(Prompt) Copy out every line in which the string "годы" occurs.

(Exercise input)
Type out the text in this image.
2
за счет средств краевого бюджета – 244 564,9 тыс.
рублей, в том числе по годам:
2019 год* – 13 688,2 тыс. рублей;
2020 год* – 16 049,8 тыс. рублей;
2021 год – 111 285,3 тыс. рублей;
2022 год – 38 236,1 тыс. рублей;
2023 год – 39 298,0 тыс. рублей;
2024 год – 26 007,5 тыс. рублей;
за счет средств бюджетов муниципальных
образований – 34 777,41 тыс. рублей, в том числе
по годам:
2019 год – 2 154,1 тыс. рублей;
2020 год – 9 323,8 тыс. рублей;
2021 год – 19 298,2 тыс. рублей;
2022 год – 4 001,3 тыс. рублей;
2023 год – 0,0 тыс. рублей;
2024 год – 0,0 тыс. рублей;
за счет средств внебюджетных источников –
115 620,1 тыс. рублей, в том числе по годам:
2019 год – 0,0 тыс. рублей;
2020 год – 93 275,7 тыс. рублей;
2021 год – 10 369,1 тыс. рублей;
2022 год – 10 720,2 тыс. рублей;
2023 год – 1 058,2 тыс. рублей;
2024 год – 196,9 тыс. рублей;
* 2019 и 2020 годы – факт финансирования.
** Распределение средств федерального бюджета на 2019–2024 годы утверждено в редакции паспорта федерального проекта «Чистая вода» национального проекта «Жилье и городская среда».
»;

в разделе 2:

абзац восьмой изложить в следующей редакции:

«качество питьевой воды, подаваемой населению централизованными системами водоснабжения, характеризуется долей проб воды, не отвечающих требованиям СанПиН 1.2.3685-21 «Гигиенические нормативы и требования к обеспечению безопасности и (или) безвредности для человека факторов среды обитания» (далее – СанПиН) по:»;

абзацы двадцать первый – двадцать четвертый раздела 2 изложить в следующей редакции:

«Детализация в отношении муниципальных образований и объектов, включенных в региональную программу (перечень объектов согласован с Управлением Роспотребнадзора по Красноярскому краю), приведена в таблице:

(Result below)
* 2019 и 2020 годы – факт финансирования.
** Распределение средств федерального бюджета на 2019–2024 годы утверждено в редакции паспорта федерального проекта «Чистая вода» национального проекта «Жилье и городская среда».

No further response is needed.